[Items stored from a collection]
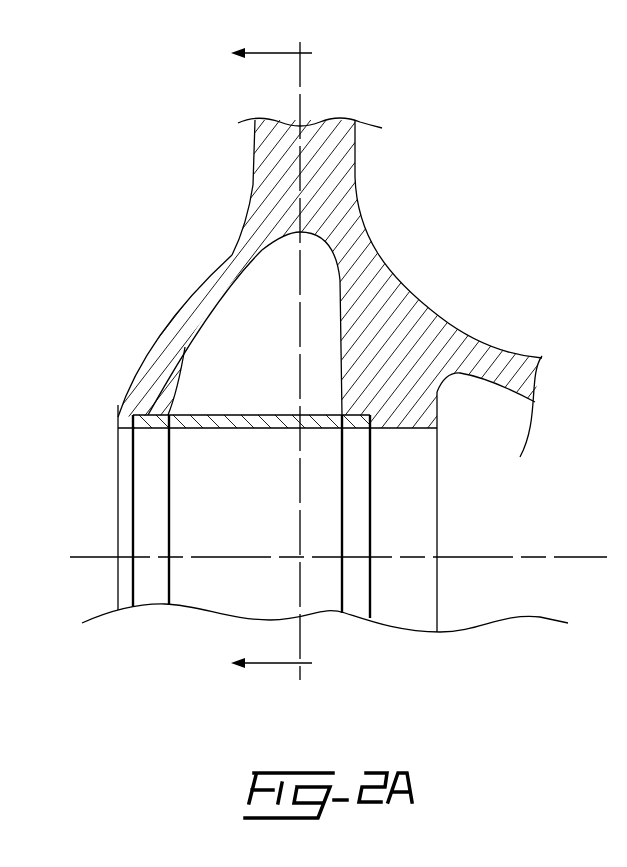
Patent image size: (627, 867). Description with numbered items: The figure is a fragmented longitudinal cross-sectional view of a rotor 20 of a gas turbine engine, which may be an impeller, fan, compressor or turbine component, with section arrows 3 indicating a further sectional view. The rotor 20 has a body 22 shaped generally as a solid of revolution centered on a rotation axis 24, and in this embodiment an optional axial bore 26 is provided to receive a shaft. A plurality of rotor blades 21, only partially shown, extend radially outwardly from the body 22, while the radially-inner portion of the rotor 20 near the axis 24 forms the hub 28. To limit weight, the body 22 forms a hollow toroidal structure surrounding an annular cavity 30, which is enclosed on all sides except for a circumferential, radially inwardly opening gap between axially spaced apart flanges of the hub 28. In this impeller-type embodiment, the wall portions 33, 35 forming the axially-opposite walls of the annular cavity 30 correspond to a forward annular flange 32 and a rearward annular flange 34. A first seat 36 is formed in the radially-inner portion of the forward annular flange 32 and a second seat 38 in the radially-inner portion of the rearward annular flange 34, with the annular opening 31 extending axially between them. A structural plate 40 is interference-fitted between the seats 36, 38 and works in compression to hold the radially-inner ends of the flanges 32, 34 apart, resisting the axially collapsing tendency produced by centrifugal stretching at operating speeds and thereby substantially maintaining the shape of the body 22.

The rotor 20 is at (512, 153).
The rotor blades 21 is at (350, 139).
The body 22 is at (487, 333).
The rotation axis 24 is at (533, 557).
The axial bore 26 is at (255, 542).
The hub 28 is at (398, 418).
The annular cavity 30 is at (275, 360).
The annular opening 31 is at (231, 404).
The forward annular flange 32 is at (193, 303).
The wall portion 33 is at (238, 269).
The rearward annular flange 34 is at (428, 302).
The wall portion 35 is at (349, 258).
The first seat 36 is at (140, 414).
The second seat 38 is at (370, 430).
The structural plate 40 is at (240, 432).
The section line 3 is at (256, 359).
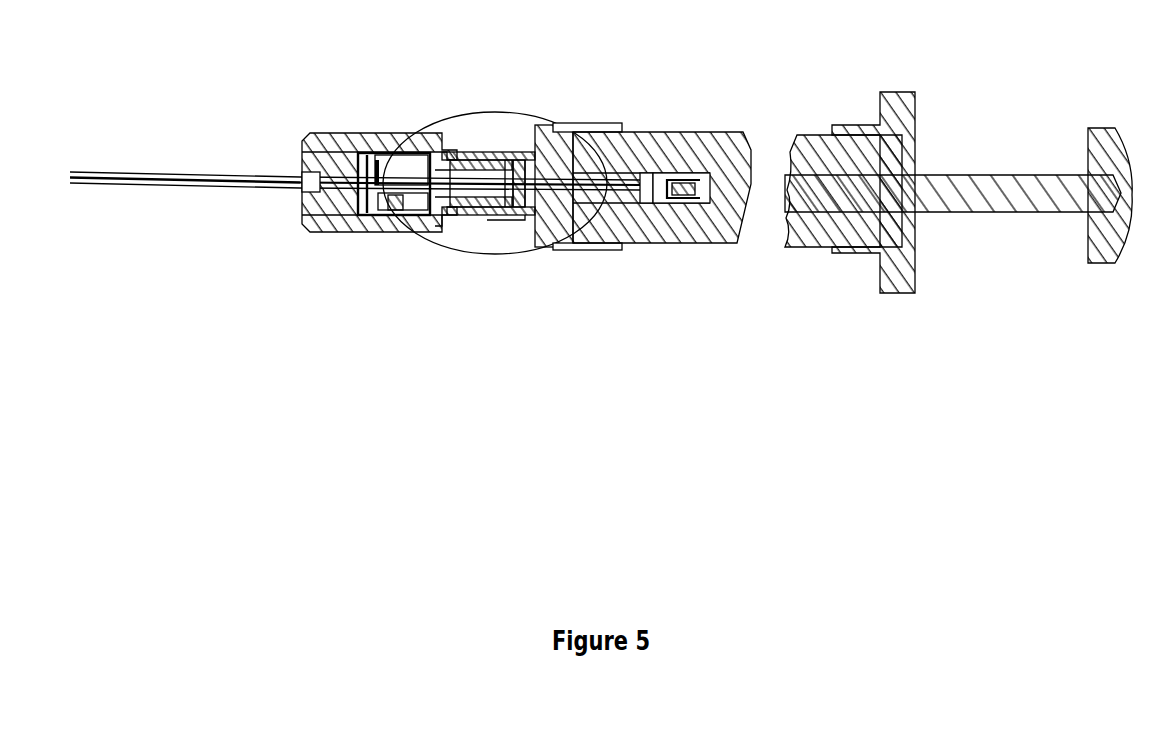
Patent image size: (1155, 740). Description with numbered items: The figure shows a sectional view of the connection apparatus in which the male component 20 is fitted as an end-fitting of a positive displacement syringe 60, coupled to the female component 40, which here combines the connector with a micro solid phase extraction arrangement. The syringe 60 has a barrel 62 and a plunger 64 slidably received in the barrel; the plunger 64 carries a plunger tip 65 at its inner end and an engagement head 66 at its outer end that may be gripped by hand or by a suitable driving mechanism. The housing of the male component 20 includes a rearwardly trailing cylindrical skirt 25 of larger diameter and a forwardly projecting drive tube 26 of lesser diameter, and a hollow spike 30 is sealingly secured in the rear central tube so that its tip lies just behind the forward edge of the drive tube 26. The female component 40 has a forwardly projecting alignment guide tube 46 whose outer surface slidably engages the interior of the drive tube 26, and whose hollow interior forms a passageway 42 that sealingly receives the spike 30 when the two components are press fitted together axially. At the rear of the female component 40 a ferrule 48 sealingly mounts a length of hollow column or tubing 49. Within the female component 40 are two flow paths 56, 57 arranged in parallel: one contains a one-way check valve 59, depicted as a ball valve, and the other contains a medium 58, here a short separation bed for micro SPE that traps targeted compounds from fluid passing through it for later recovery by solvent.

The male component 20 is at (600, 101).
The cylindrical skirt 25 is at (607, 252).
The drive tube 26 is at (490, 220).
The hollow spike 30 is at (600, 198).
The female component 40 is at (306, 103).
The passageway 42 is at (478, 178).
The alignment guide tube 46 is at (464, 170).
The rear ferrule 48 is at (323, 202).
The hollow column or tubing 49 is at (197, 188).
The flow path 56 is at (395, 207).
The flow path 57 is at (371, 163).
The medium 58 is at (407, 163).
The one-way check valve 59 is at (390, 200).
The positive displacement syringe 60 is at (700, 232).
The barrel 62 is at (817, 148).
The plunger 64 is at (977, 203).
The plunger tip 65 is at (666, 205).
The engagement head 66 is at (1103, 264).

---

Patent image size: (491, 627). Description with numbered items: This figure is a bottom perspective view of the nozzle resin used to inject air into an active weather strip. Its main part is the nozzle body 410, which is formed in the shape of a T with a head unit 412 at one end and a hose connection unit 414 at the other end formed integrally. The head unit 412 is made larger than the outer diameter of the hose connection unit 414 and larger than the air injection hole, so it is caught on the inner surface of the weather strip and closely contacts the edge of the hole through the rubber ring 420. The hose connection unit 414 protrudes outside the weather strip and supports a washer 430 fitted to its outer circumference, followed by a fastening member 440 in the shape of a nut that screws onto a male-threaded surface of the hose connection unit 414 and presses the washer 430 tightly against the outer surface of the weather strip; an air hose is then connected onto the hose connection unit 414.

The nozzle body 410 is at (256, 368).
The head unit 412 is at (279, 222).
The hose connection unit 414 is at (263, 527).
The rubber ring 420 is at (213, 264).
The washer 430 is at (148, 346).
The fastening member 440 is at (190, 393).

[Short exercise] Substitute "turbine engine" for "gas turbine engine" in the lines running from the one holding "Patent image size: (627, 867)." through the one holding "The annular cavity 30 is at (275, 360).", inclusive. Give only those lines again, with nothing else altered.

[Written solution]
Patent image size: (627, 867). Description with numbered items: The figure is a fragmented longitudinal cross-sectional view of a rotor 20 of a turbine engine, which may be an impeller, fan, compressor or turbine component, with section arrows 3 indicating a further sectional view. The rotor 20 has a body 22 shaped generally as a solid of revolution centered on a rotation axis 24, and in this embodiment an optional axial bore 26 is provided to receive a shaft. A plurality of rotor blades 21, only partially shown, extend radially outwardly from the body 22, while the radially-inner portion of the rotor 20 near the axis 24 forms the hub 28. To limit weight, the body 22 forms a hollow toroidal structure surrounding an annular cavity 30, which is enclosed on all sides except for a circumferential, radially inwardly opening gap between axially spaced apart flanges of the hub 28. In this impeller-type embodiment, the wall portions 33, 35 forming the axially-opposite walls of the annular cavity 30 correspond to a forward annular flange 32 and a rearward annular flange 34. A first seat 36 is formed in the radially-inner portion of the forward annular flange 32 and a second seat 38 in the radially-inner portion of the rearward annular flange 34, with the annular opening 31 extending axially between them. A structural plate 40 is interference-fitted between the seats 36, 38 and works in compression to hold the radially-inner ends of the flanges 32, 34 apart, resisting the axially collapsing tendency produced by centrifugal stretching at operating speeds and thereby substantially maintaining the shape of the body 22.

The rotor 20 is at (512, 153).
The rotor blades 21 is at (350, 139).
The body 22 is at (487, 333).
The rotation axis 24 is at (533, 557).
The axial bore 26 is at (255, 542).
The hub 28 is at (398, 418).
The annular cavity 30 is at (275, 360).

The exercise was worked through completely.